[start of Input material]

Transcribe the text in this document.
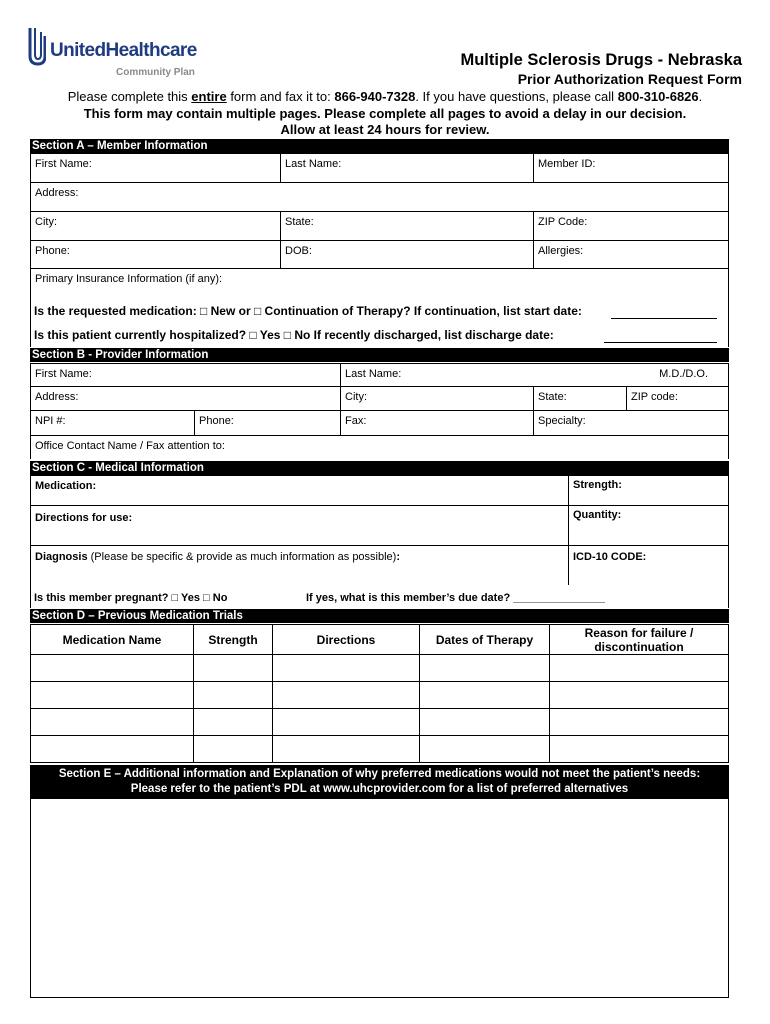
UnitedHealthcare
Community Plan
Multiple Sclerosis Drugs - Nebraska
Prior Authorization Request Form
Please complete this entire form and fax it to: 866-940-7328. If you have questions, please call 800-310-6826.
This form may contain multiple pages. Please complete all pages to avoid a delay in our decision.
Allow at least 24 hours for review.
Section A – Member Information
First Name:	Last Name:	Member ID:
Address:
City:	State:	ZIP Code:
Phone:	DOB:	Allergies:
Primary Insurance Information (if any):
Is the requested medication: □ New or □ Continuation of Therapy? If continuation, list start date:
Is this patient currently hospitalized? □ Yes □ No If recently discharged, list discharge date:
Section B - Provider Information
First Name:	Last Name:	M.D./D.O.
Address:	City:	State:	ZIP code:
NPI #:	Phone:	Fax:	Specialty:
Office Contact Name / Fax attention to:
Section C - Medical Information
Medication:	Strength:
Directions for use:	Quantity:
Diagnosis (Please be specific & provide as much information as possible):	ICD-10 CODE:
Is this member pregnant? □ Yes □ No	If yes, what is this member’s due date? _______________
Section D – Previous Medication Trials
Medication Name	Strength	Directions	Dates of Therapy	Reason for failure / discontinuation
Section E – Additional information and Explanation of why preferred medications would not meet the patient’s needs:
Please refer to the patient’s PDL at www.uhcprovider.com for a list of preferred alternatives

[end of Input material]

> _Written exercise_
In the records above, find each line holding "First" and copy it.

> _Task answer_
First Name:	Last Name:	Member ID:
First Name:	Last Name:	M.D./D.O.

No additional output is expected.